__DOCUMENT TEXT__:

Re: [Neo4j] LOAD CSV creates nodes but does not set properties

Paul Damian Mon, 23 Jun 2014 05:20:05 -0700

I did. Do you have any new ideas on the current topic?

luni, 23 iunie 2014, 13:22:38 UTC+3, Michael Hunger a scris:
>
> Please start a new thread for this discussion.
>
> Am 23.06.2014 um 11:02 schrieb Paul Damian <paulda...@gmail.com 
> <javascript:>>:
>
> Hey, 
> I'm trying to run a command to find out 10 clients and the companies they 
> work for. I've used a query like this:
> match (c: Client)-[WORKS_FOR]->(co: Company)  return c, co limit 10
> However, it keeps returning Java heap space error. Neo4j is installed on a 
> vm with windows server 2012R2 Intel Xeon @ 2.27 GHz and 8 GB of RAM. The 
> graph db has over 30 GB (which is also weird since the SQL database that 
> was used to populate the graph only has 13 GB). What can I do to improve 
> the query performance beside adding indexes?

__PROBLEM TO SOLVE__: Retype everything in the Neo4j thread from "Re: [Neo4j] LOAD" down to "for this discussion.".

__DATASET EXCERPTS__:
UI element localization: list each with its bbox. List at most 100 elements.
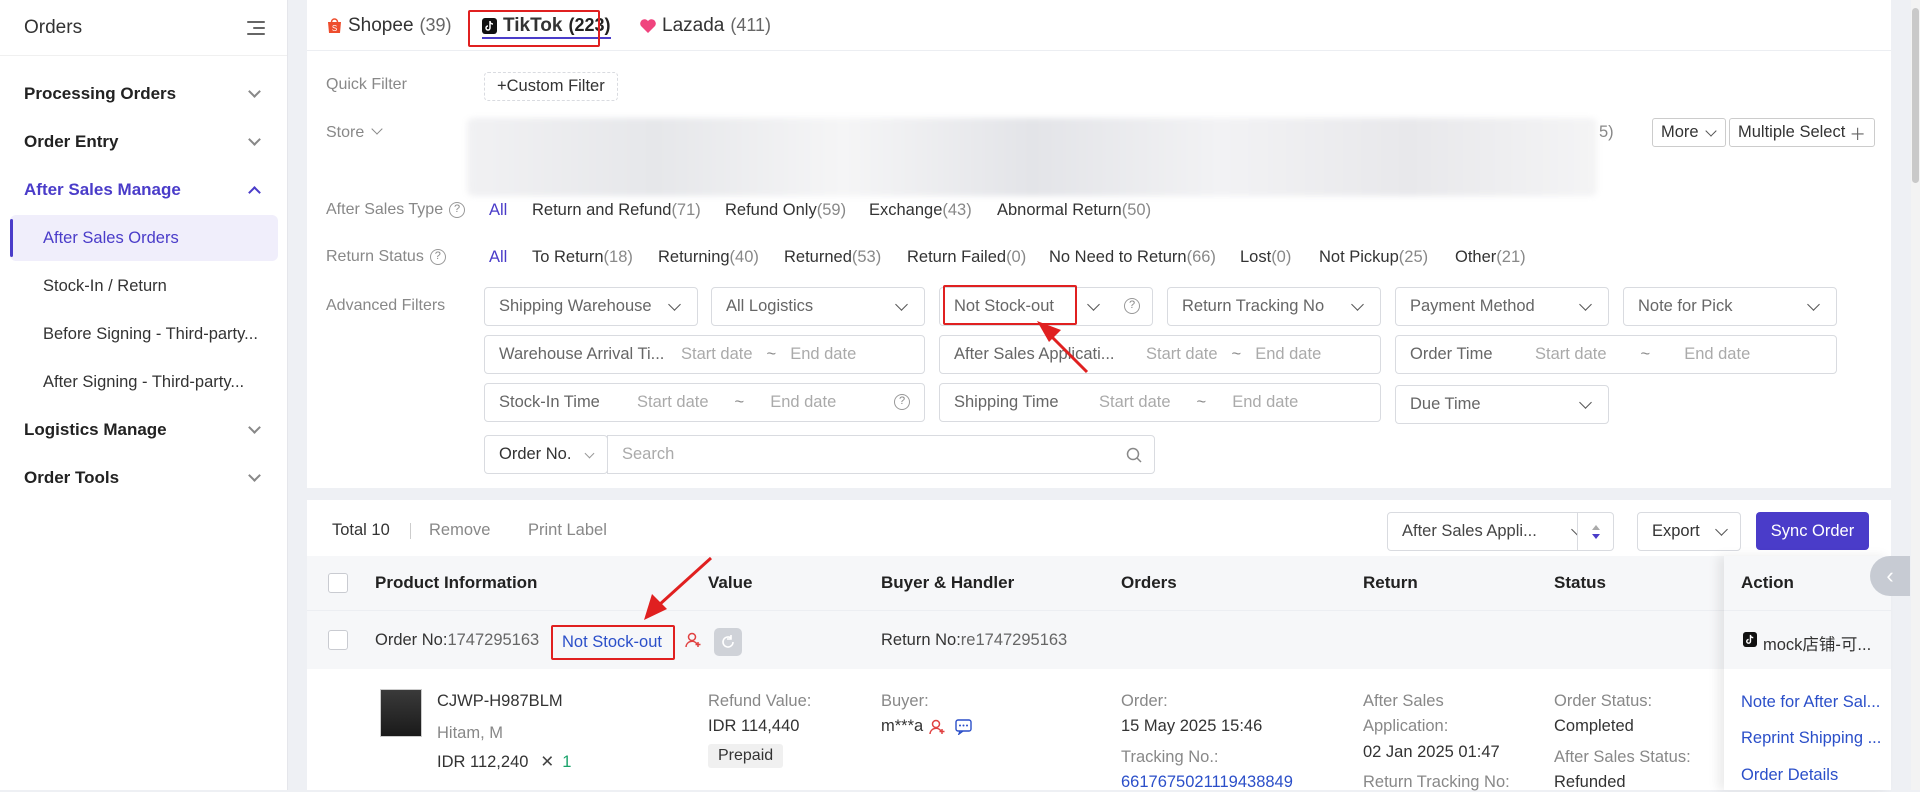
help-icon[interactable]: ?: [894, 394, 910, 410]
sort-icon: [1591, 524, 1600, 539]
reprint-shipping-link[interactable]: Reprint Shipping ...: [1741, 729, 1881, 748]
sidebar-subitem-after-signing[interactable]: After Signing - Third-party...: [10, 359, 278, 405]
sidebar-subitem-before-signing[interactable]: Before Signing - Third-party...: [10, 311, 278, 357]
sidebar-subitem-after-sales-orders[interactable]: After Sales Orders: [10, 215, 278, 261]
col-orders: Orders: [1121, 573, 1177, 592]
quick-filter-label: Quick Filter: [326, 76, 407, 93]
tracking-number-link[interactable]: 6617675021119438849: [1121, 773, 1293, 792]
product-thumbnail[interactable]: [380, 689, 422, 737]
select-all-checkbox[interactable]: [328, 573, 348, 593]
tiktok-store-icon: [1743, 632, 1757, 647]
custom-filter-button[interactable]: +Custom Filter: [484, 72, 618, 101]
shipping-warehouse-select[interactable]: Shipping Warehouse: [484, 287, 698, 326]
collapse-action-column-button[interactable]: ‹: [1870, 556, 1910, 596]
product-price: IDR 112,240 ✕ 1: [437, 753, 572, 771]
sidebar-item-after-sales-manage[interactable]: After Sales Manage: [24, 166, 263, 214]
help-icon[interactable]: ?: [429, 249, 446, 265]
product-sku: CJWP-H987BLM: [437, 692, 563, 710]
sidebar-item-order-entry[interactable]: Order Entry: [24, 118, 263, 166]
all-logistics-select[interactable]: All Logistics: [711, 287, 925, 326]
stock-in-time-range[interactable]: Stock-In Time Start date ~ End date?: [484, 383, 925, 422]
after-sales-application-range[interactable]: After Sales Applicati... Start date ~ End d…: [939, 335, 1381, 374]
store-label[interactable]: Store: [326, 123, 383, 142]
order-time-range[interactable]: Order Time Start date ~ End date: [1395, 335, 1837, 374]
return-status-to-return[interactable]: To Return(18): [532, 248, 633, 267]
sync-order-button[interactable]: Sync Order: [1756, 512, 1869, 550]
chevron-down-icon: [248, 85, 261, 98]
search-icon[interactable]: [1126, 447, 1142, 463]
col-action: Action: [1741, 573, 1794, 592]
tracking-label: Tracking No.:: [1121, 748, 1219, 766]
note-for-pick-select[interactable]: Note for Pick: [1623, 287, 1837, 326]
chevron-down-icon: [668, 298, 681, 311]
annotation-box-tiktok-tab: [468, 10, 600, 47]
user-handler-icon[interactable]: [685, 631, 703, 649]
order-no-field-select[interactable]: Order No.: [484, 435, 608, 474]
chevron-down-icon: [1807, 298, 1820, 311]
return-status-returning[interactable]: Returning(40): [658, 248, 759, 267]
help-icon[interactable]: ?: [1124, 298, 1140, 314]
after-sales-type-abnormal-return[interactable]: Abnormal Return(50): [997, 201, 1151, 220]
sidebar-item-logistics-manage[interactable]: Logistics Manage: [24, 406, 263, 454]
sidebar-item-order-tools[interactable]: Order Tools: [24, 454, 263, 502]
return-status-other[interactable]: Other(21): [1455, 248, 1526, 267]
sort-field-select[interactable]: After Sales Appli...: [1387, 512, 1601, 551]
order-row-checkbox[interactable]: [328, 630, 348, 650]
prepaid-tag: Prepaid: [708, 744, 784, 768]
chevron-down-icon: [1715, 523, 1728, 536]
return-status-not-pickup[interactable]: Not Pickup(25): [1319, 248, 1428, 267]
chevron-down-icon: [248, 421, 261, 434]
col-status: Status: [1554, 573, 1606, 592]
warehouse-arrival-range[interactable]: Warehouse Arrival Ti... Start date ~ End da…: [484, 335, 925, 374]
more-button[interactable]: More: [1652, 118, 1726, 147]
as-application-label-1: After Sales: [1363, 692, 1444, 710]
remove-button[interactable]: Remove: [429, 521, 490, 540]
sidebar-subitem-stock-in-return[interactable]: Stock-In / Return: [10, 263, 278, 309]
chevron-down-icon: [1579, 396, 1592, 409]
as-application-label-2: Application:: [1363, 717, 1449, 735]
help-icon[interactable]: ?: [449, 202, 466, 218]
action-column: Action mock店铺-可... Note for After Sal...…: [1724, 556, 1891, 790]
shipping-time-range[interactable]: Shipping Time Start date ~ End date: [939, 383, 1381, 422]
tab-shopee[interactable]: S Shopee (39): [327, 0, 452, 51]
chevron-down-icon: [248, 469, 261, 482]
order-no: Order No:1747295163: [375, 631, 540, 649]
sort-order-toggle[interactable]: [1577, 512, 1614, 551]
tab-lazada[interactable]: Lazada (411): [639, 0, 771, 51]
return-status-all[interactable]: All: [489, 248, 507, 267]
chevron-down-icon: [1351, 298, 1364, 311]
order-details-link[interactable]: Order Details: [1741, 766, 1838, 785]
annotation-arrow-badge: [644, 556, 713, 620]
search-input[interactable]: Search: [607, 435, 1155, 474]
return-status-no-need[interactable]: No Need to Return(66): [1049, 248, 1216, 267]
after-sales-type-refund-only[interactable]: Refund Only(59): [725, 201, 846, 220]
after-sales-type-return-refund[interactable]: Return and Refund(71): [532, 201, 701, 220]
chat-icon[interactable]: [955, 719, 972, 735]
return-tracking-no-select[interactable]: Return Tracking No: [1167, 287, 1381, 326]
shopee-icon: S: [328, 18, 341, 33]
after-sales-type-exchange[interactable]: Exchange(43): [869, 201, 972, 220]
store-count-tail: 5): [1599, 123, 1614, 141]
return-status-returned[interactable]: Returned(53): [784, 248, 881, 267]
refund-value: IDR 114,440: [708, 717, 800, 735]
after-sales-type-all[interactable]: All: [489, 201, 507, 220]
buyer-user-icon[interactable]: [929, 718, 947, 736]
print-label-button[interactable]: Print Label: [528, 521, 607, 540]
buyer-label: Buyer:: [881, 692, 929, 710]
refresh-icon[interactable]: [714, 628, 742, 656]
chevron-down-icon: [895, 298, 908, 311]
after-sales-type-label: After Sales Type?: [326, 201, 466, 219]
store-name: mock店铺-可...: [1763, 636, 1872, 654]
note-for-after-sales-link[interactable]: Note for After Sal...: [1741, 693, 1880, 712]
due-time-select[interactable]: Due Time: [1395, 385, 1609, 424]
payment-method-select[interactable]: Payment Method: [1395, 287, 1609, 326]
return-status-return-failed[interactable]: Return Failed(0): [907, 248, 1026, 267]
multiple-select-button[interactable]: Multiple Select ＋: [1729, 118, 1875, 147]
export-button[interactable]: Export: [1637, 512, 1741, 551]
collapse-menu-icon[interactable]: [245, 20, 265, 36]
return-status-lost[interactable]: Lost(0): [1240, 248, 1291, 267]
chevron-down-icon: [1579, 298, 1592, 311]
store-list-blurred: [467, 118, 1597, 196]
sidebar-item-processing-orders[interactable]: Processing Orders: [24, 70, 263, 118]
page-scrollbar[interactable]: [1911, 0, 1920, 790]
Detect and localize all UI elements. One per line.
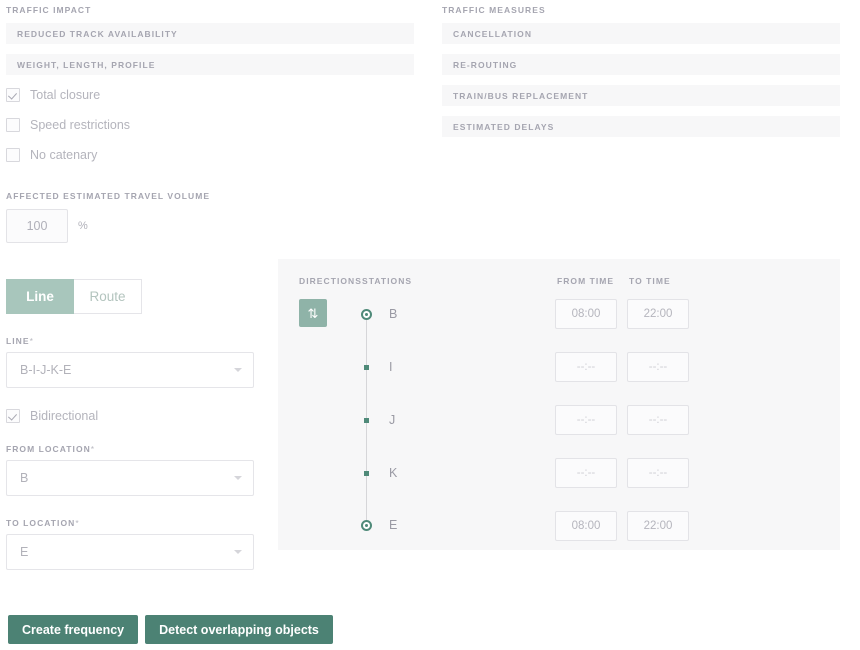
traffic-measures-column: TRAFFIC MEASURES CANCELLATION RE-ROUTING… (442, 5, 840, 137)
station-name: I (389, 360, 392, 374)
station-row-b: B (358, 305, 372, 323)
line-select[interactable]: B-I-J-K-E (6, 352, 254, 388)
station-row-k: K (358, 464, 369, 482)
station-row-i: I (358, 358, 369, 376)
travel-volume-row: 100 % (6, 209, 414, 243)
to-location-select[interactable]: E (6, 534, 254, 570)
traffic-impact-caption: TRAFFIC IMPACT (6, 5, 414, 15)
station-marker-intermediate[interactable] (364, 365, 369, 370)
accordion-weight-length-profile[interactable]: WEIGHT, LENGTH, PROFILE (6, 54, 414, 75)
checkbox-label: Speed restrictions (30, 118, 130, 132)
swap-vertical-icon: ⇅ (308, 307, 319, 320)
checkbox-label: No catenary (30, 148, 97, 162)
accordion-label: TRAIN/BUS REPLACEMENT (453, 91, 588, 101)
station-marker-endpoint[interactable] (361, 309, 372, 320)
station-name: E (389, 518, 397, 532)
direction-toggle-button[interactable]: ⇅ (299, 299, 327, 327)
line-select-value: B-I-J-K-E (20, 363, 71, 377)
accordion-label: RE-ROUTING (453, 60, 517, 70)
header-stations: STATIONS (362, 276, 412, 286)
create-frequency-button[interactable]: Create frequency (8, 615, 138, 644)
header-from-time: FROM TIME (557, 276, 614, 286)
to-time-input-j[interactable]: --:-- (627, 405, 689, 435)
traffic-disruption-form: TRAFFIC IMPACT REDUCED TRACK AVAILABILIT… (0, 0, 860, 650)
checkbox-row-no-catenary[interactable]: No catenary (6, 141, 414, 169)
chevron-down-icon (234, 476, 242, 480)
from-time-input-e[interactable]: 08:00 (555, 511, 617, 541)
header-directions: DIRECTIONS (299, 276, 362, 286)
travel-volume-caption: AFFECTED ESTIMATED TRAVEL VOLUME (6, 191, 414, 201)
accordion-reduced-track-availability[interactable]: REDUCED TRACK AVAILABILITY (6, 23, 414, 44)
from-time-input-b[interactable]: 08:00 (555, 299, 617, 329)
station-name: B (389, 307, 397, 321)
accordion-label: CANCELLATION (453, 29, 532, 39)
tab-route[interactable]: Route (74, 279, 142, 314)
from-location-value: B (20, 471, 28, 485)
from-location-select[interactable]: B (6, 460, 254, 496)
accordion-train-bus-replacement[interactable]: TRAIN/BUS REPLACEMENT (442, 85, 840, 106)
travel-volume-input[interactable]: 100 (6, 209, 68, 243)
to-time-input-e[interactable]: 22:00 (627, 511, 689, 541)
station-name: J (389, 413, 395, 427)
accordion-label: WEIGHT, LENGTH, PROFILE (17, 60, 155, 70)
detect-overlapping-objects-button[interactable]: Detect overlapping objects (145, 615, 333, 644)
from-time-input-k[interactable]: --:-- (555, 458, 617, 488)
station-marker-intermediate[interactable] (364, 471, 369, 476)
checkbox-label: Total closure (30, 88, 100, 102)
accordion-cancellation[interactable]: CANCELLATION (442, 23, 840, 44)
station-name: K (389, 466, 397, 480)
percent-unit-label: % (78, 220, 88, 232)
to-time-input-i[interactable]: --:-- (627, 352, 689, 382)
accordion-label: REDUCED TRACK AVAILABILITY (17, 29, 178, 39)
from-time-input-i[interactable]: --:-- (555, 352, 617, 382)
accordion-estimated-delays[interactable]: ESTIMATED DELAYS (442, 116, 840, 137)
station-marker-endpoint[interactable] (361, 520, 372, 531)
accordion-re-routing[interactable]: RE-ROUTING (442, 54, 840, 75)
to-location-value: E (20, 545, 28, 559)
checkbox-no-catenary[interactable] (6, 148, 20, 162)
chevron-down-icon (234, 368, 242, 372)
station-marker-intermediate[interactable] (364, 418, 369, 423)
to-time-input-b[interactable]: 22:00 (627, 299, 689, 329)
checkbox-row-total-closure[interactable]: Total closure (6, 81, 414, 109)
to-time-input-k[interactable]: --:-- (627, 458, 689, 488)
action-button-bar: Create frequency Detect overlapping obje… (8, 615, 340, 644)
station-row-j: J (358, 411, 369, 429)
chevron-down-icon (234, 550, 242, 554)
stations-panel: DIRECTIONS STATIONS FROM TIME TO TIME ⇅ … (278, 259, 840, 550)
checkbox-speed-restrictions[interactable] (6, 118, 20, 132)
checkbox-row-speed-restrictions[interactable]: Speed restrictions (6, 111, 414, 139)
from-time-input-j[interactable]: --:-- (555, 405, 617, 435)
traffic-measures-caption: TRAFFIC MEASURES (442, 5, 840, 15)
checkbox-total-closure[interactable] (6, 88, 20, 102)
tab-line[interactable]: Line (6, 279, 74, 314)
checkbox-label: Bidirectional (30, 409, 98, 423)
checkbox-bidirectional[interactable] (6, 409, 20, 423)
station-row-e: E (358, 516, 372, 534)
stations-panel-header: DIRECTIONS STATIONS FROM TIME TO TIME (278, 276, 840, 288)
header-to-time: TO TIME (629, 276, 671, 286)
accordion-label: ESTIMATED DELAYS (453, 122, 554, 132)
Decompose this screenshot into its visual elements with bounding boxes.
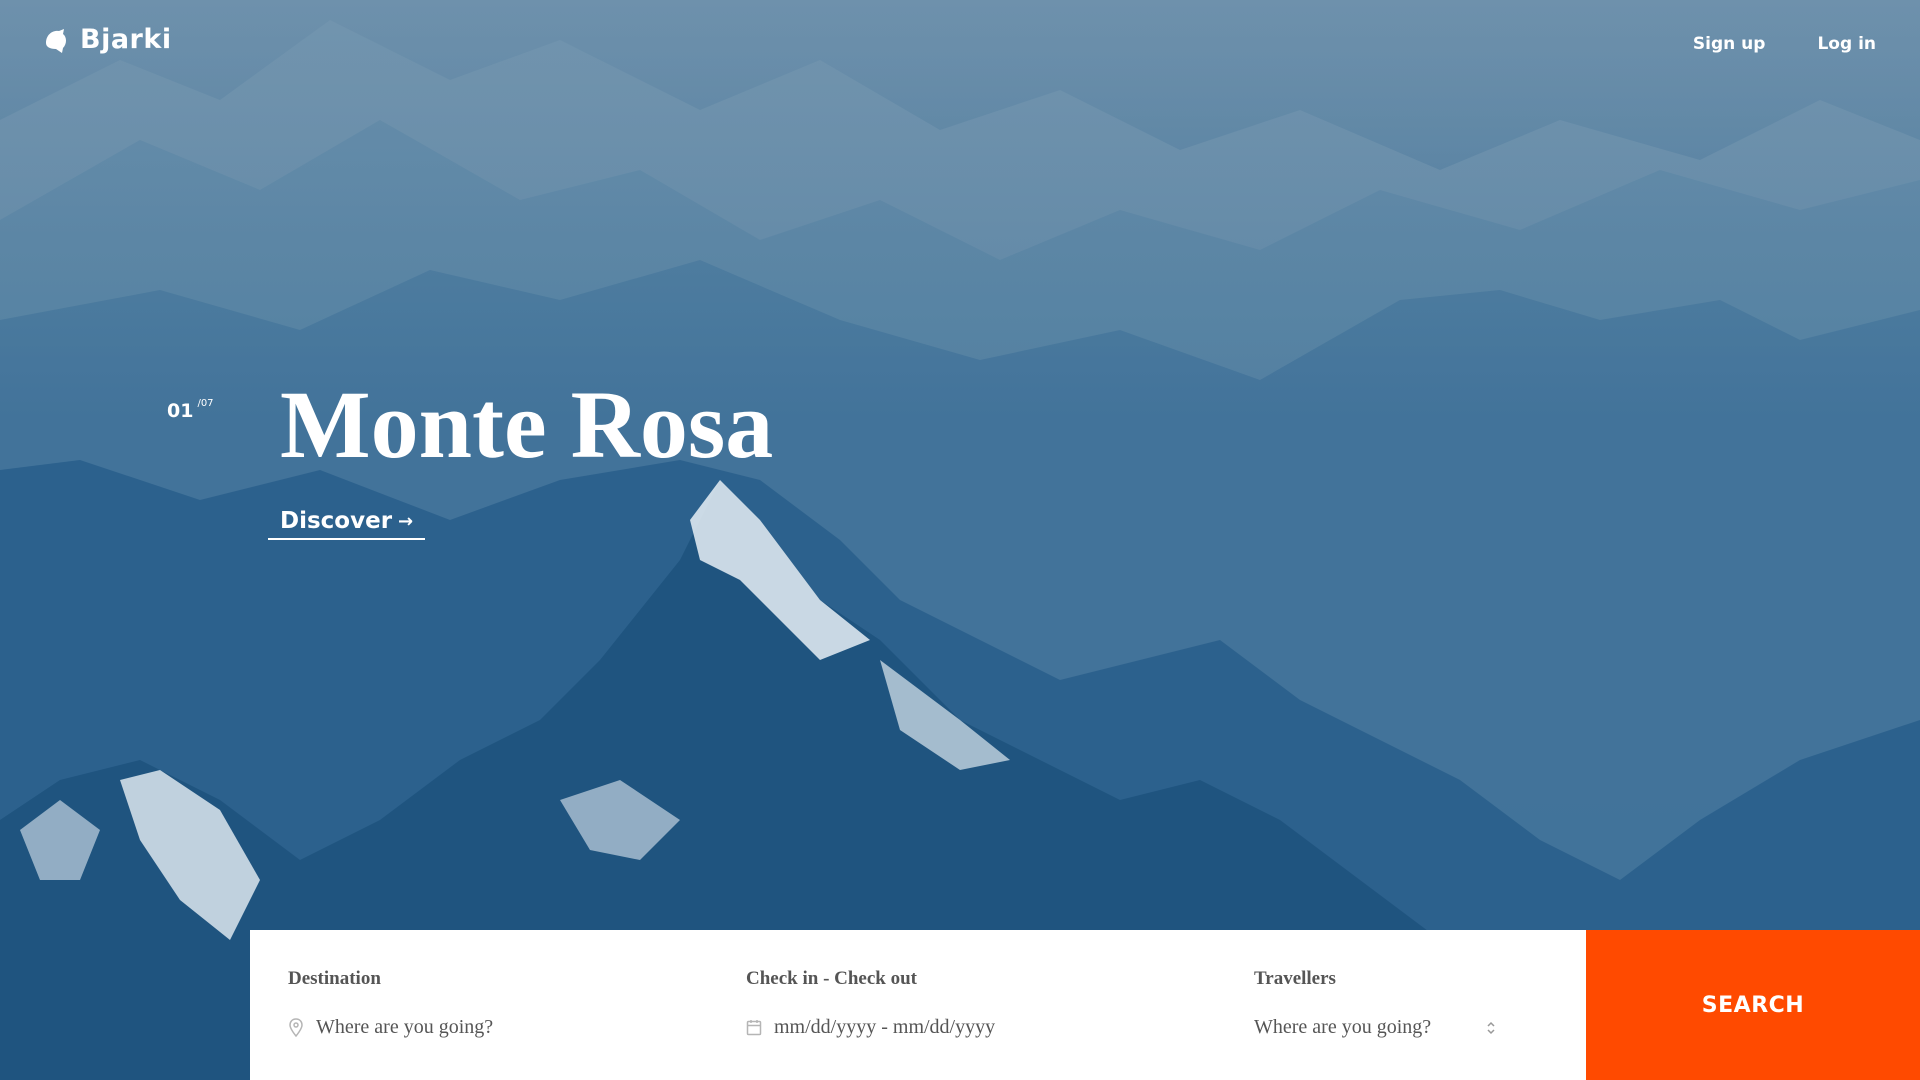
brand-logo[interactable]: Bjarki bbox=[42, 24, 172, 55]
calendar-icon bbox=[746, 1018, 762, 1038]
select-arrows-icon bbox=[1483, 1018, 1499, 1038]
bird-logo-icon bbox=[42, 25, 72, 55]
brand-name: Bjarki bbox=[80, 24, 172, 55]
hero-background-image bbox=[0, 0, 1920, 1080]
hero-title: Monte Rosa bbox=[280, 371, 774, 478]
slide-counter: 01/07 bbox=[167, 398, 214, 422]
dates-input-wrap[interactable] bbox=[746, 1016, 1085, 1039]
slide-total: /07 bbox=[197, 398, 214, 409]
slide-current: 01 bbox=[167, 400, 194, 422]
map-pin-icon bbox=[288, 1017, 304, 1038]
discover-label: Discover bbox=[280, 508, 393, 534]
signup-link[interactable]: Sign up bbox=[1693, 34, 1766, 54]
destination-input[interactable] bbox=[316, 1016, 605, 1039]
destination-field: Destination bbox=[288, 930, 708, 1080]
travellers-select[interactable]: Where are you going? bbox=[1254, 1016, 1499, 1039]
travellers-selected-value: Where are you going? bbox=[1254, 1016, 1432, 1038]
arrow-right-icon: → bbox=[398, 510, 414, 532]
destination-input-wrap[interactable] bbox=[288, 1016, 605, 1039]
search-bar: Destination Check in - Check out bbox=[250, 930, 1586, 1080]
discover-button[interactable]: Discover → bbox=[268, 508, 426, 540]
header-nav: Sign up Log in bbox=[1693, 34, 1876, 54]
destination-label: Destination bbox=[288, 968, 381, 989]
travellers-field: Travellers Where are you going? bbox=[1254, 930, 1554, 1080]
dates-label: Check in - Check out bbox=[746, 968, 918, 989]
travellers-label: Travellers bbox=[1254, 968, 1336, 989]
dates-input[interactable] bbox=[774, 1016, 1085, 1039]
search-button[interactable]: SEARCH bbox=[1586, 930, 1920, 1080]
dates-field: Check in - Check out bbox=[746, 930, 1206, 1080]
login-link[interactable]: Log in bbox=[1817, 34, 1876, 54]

__OUTPUT BELOW__:
Re: [Neo4j] LOAD CSV creates nodes but does not set properties

Paul Damian Mon, 23 Jun 2014 05:20:05 -0700

I did. Do you have any new ideas on the current topic?

luni, 23 iunie 2014, 13:22:38 UTC+3, Michael Hunger a scris:
>
> Please start a new thread for this discussion.